- **Instruction**
Transcribe the records that follow, preserving every word.

───── Recorded data

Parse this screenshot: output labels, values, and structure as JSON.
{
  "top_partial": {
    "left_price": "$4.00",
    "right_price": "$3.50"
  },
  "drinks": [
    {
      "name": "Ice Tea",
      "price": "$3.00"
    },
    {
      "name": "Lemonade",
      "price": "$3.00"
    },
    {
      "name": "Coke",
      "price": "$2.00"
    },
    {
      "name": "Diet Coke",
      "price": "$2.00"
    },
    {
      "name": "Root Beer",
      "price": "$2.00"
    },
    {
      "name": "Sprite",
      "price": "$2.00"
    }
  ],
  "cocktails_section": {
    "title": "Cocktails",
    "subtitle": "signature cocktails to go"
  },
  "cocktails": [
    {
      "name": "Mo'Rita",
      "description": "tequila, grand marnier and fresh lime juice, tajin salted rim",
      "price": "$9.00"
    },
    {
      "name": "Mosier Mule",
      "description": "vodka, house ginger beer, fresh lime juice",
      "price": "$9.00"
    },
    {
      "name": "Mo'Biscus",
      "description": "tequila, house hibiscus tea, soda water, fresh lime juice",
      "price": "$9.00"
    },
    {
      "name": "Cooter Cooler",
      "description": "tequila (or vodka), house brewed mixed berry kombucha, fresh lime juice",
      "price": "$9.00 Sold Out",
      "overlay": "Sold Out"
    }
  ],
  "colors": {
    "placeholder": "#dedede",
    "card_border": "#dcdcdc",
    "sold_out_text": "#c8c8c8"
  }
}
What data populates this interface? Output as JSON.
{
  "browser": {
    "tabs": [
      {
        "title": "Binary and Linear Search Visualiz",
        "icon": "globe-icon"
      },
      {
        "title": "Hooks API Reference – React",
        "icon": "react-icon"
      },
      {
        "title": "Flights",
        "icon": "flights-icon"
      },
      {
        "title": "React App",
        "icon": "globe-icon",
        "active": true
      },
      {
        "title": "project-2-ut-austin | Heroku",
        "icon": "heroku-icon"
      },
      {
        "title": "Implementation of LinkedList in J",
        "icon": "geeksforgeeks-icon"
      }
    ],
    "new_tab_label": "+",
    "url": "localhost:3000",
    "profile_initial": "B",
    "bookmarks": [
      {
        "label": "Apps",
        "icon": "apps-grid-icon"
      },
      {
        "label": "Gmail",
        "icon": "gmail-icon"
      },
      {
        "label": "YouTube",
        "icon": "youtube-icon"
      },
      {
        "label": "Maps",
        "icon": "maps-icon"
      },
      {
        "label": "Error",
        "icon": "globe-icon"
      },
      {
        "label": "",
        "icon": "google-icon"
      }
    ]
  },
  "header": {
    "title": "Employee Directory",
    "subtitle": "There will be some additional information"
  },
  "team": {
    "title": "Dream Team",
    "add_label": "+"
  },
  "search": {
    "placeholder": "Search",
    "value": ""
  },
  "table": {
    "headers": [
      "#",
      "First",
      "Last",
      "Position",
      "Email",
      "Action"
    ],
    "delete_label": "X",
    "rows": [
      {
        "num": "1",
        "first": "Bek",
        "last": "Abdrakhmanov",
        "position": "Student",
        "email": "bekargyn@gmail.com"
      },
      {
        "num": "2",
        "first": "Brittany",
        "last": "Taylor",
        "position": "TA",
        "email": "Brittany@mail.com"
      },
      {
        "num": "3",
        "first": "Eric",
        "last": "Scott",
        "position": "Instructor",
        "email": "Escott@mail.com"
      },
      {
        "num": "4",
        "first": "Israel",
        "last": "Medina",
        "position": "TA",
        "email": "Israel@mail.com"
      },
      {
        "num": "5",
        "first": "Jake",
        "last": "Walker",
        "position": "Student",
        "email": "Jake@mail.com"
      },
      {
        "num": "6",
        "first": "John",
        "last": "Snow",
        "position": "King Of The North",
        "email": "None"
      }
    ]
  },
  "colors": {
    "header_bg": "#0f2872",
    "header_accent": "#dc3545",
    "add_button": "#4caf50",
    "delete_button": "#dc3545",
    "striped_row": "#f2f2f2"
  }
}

──────────

- **Solution to this exercise**
Parse this screenshot: output labels, values, and structure as JSON.
{
  "top_partial": {
    "left_price": "$4.00",
    "right_price": "$3.50"
  },
  "drinks": [
    {
      "name": "Ice Tea",
      "price": "$3.00"
    },
    {
      "name": "Lemonade",
      "price": "$3.00"
    },
    {
      "name": "Coke",
      "price": "$2.00"
    },
    {
      "name": "Diet Coke",
      "price": "$2.00"
    },
    {
      "name": "Root Beer",
      "price": "$2.00"
    },
    {
      "name": "Sprite",
      "price": "$2.00"
    }
  ],
  "cocktails_section": {
    "title": "Cocktails",
    "subtitle": "signature cocktails to go"
  },
  "cocktails": [
    {
      "name": "Mo'Rita",
      "description": "tequila, grand marnier and fresh lime juice, tajin salted rim",
      "price": "$9.00"
    },
    {
      "name": "Mosier Mule",
      "description": "vodka, house ginger beer, fresh lime juice",
      "price": "$9.00"
    },
    {
      "name": "Mo'Biscus",
      "description": "tequila, house hibiscus tea, soda water, fresh lime juice",
      "price": "$9.00"
    },
    {
      "name": "Cooter Cooler",
      "description": "tequila (or vodka), house brewed mixed berry kombucha, fresh lime juice",
      "price": "$9.00 Sold Out",
      "overlay": "Sold Out"
    }
  ],
  "colors": {
    "placeholder": "#dedede",
    "card_border": "#dcdcdc",
    "sold_out_text": "#c8c8c8"
  }
}
What data populates this interface? Output as JSON.
{
  "browser": {
    "tabs": [
      {
        "title": "Binary and Linear Search Visualiz",
        "icon": "globe-icon"
      },
      {
        "title": "Hooks API Reference – React",
        "icon": "react-icon"
      },
      {
        "title": "Flights",
        "icon": "flights-icon"
      },
      {
        "title": "React App",
        "icon": "globe-icon",
        "active": true
      },
      {
        "title": "project-2-ut-austin | Heroku",
        "icon": "heroku-icon"
      },
      {
        "title": "Implementation of LinkedList in J",
        "icon": "geeksforgeeks-icon"
      }
    ],
    "new_tab_label": "+",
    "url": "localhost:3000",
    "profile_initial": "B",
    "bookmarks": [
      {
        "label": "Apps",
        "icon": "apps-grid-icon"
      },
      {
        "label": "Gmail",
        "icon": "gmail-icon"
      },
      {
        "label": "YouTube",
        "icon": "youtube-icon"
      },
      {
        "label": "Maps",
        "icon": "maps-icon"
      },
      {
        "label": "Error",
        "icon": "globe-icon"
      },
      {
        "label": "",
        "icon": "google-icon"
      }
    ]
  },
  "header": {
    "title": "Employee Directory",
    "subtitle": "There will be some additional information"
  },
  "team": {
    "title": "Dream Team",
    "add_label": "+"
  },
  "search": {
    "placeholder": "Search",
    "value": ""
  },
  "table": {
    "headers": [
      "#",
      "First",
      "Last",
      "Position",
      "Email",
      "Action"
    ],
    "delete_label": "X",
    "rows": [
      {
        "num": "1",
        "first": "Bek",
        "last": "Abdrakhmanov",
        "position": "Student",
        "email": "bekargyn@gmail.com"
      },
      {
        "num": "2",
        "first": "Brittany",
        "last": "Taylor",
        "position": "TA",
        "email": "Brittany@mail.com"
      },
      {
        "num": "3",
        "first": "Eric",
        "last": "Scott",
        "position": "Instructor",
        "email": "Escott@mail.com"
      },
      {
        "num": "4",
        "first": "Israel",
        "last": "Medina",
        "position": "TA",
        "email": "Israel@mail.com"
      },
      {
        "num": "5",
        "first": "Jake",
        "last": "Walker",
        "position": "Student",
        "email": "Jake@mail.com"
      },
      {
        "num": "6",
        "first": "John",
        "last": "Snow",
        "position": "King Of The North",
        "email": "None"
      }
    ]
  },
  "colors": {
    "header_bg": "#0f2872",
    "header_accent": "#dc3545",
    "add_button": "#4caf50",
    "delete_button": "#dc3545",
    "striped_row": "#f2f2f2"
  }
}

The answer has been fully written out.